- **Your instructions**
Extract all lines containing "udział".

***** Records supplied *****

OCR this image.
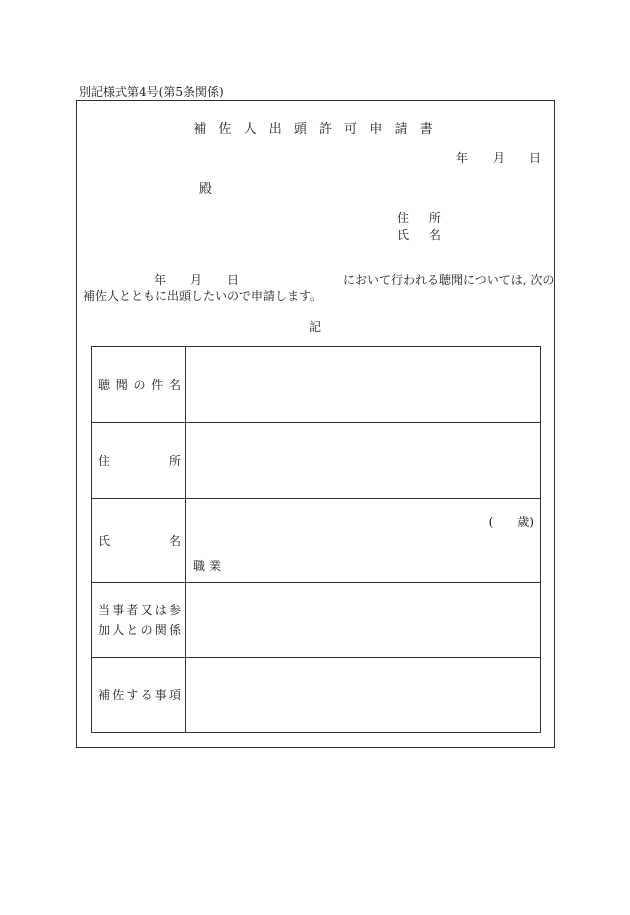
別記様式第4号(第5条関係)
補 佐 人 出 頭 許 可 申 請 書
年 月 日
殿
住 所
氏 名
年 月 日	において行われる聴聞については, 次の
補佐人とともに出頭したいので申請します。
記
聴聞の件名	

住所	

氏名	(　　歳)
職業

当事者又は参
加人との関係	

補佐する事項	
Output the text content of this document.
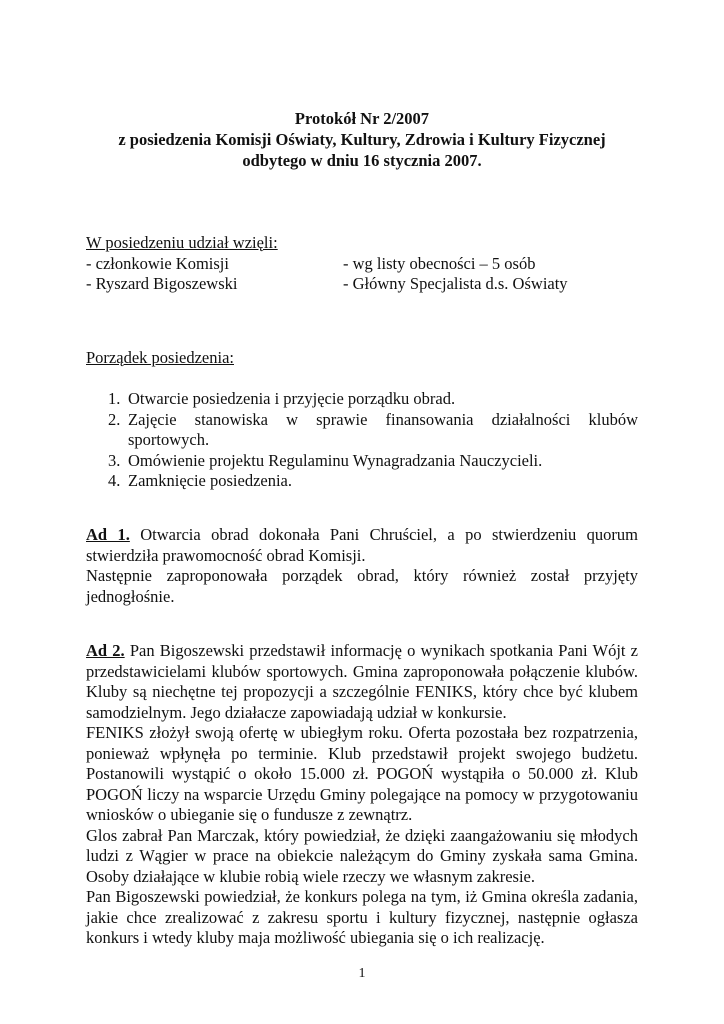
Protokół Nr 2/2007
z posiedzenia Komisji Oświaty, Kultury, Zdrowia i Kultury Fizycznej
odbytego w dniu 16 stycznia 2007.
W posiedzeniu udział wzięli:
- członkowie Komisji	- wg listy obecności – 5 osób
- Ryszard Bigoszewski	- Główny Specjalista d.s. Oświaty
Porządek posiedzenia:
1. Otwarcie posiedzenia i przyjęcie porządku obrad.
2. Zajęcie stanowiska w sprawie finansowania działalności klubów sportowych.
3. Omówienie projektu Regulaminu Wynagradzania Nauczycieli.
4. Zamknięcie posiedzenia.
Ad 1. Otwarcia obrad dokonała Pani Chruściel, a po stwierdzeniu quorum stwierdziła prawomocność obrad Komisji.
Następnie zaproponowała porządek obrad, który również został przyjęty jednogłośnie.
Ad 2. Pan Bigoszewski przedstawił informację o wynikach spotkania Pani Wójt z przedstawicielami klubów sportowych. Gmina zaproponowała połączenie klubów. Kluby są niechętne tej propozycji a szczególnie FENIKS, który chce być klubem samodzielnym. Jego działacze zapowiadają udział w konkursie.
FENIKS złożył swoją ofertę w ubiegłym roku. Oferta pozostała bez rozpatrzenia, ponieważ wpłynęła po terminie. Klub przedstawił projekt swojego budżetu. Postanowili wystąpić o około 15.000 zł. POGOŃ wystąpiła o 50.000 zł. Klub POGOŃ liczy na wsparcie Urzędu Gminy polegające na pomocy w przygotowaniu wniosków o ubieganie się o fundusze z zewnątrz.
Glos zabrał Pan Marczak, który powiedział, że dzięki zaangażowaniu się młodych ludzi z Wągier w prace na obiekcie należącym do Gminy zyskała sama Gmina. Osoby działające w klubie robią wiele rzeczy we własnym zakresie.
Pan Bigoszewski powiedział, że konkurs polega na tym, iż Gmina określa zadania, jakie chce zrealizować z zakresu sportu i kultury fizycznej, następnie ogłasza konkurs i wtedy kluby maja możliwość ubiegania się o ich realizację.
1
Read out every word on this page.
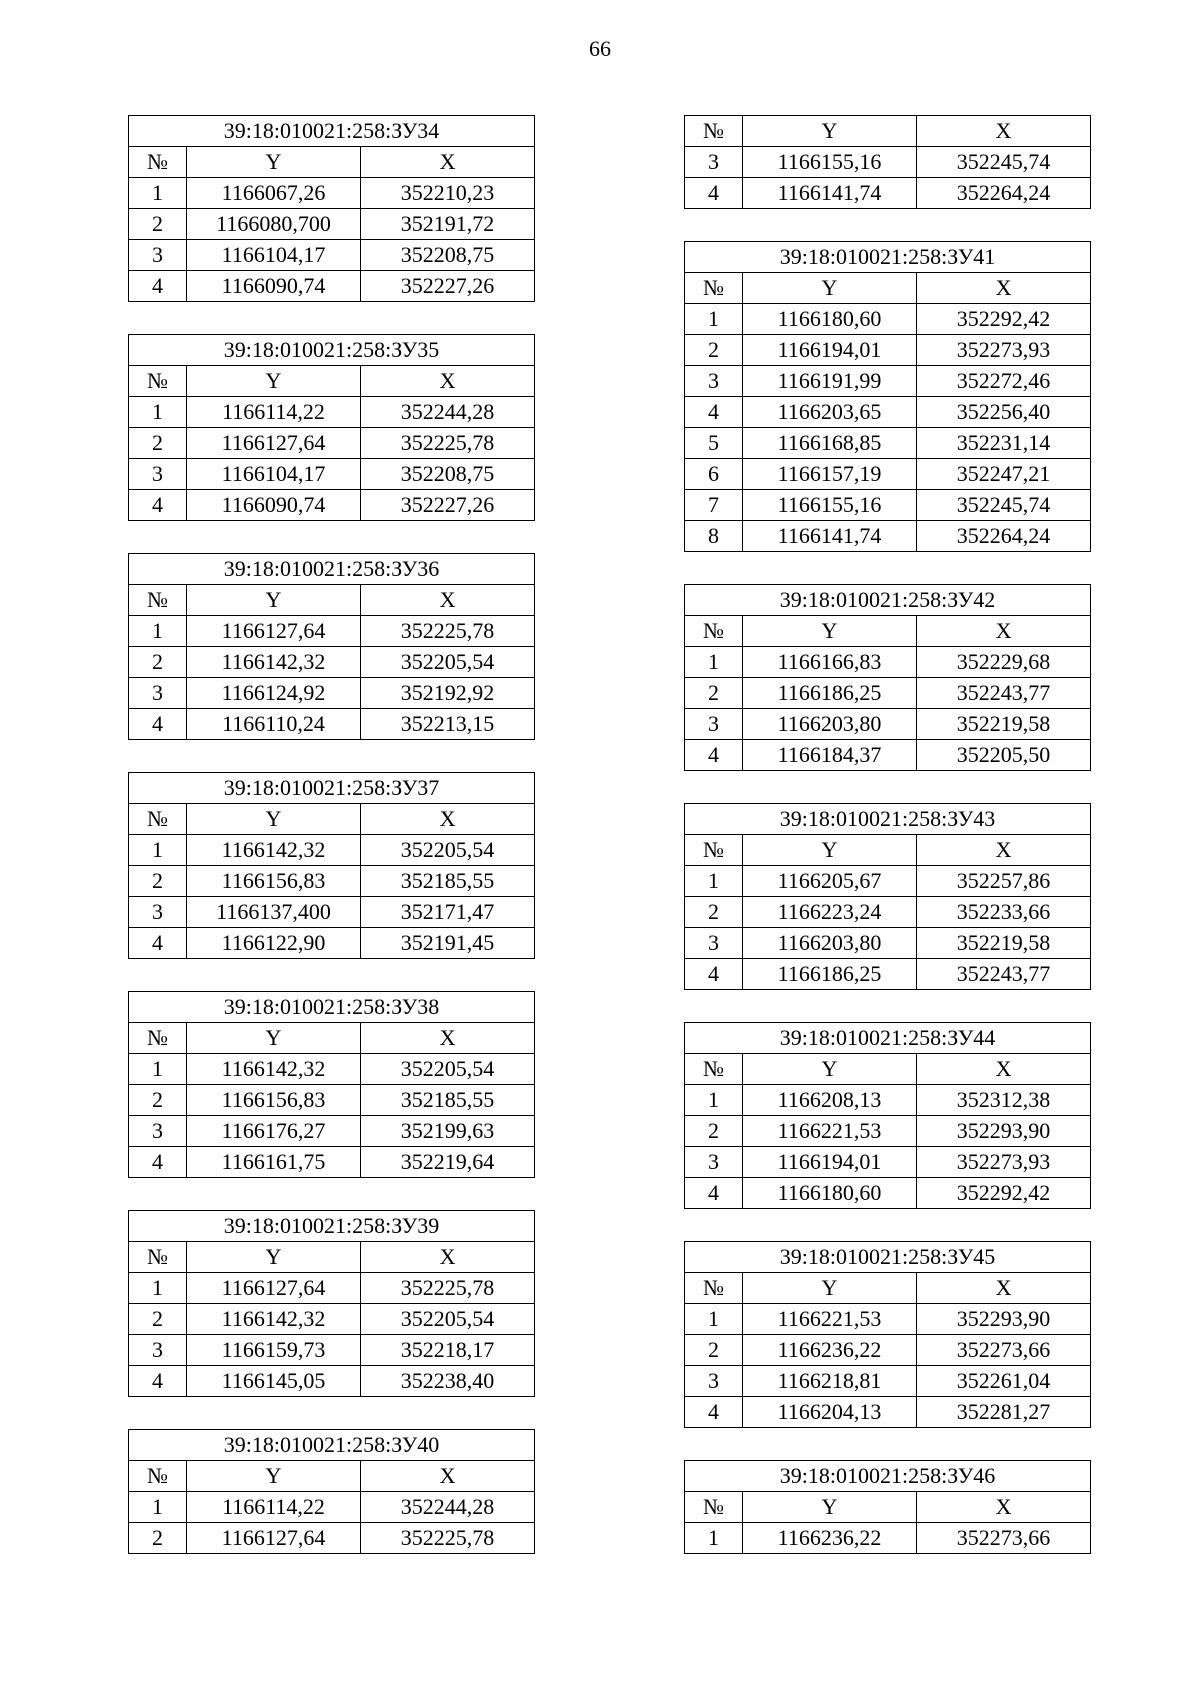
66
39:18:010021:258:ЗУ34		
№	Y	X
1	1166067,26	352210,23
2	1166080,700	352191,72
3	1166104,17	352208,75
4	1166090,74	352227,26
39:18:010021:258:ЗУ35		
№	Y	X
1	1166114,22	352244,28
2	1166127,64	352225,78
3	1166104,17	352208,75
4	1166090,74	352227,26
39:18:010021:258:ЗУ36		
№	Y	X
1	1166127,64	352225,78
2	1166142,32	352205,54
3	1166124,92	352192,92
4	1166110,24	352213,15
39:18:010021:258:ЗУ37		
№	Y	X
1	1166142,32	352205,54
2	1166156,83	352185,55
3	1166137,400	352171,47
4	1166122,90	352191,45
39:18:010021:258:ЗУ38		
№	Y	X
1	1166142,32	352205,54
2	1166156,83	352185,55
3	1166176,27	352199,63
4	1166161,75	352219,64
39:18:010021:258:ЗУ39		
№	Y	X
1	1166127,64	352225,78
2	1166142,32	352205,54
3	1166159,73	352218,17
4	1166145,05	352238,40
39:18:010021:258:ЗУ40		
№	Y	X
1	1166114,22	352244,28
2	1166127,64	352225,78
№	Y	X
3	1166155,16	352245,74
4	1166141,74	352264,24
39:18:010021:258:ЗУ41		
№	Y	X
1	1166180,60	352292,42
2	1166194,01	352273,93
3	1166191,99	352272,46
4	1166203,65	352256,40
5	1166168,85	352231,14
6	1166157,19	352247,21
7	1166155,16	352245,74
8	1166141,74	352264,24
39:18:010021:258:ЗУ42		
№	Y	X
1	1166166,83	352229,68
2	1166186,25	352243,77
3	1166203,80	352219,58
4	1166184,37	352205,50
39:18:010021:258:ЗУ43		
№	Y	X
1	1166205,67	352257,86
2	1166223,24	352233,66
3	1166203,80	352219,58
4	1166186,25	352243,77
39:18:010021:258:ЗУ44		
№	Y	X
1	1166208,13	352312,38
2	1166221,53	352293,90
3	1166194,01	352273,93
4	1166180,60	352292,42
39:18:010021:258:ЗУ45		
№	Y	X
1	1166221,53	352293,90
2	1166236,22	352273,66
3	1166218,81	352261,04
4	1166204,13	352281,27
39:18:010021:258:ЗУ46		
№	Y	X
1	1166236,22	352273,66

*****

- **Problem solution**
W posiedzeniu udział wzięli:
Ad 2. Pan Bigoszewski przedstawił informację o wynikach spotkania Pani Wójt z przedstawicielami klubów sportowych. Gmina zaproponowała połączenie klubów. Kluby są niechętne tej propozycji a szczególnie FENIKS, który chce być klubem samodzielnym. Jego działacze zapowiadają udział w konkursie.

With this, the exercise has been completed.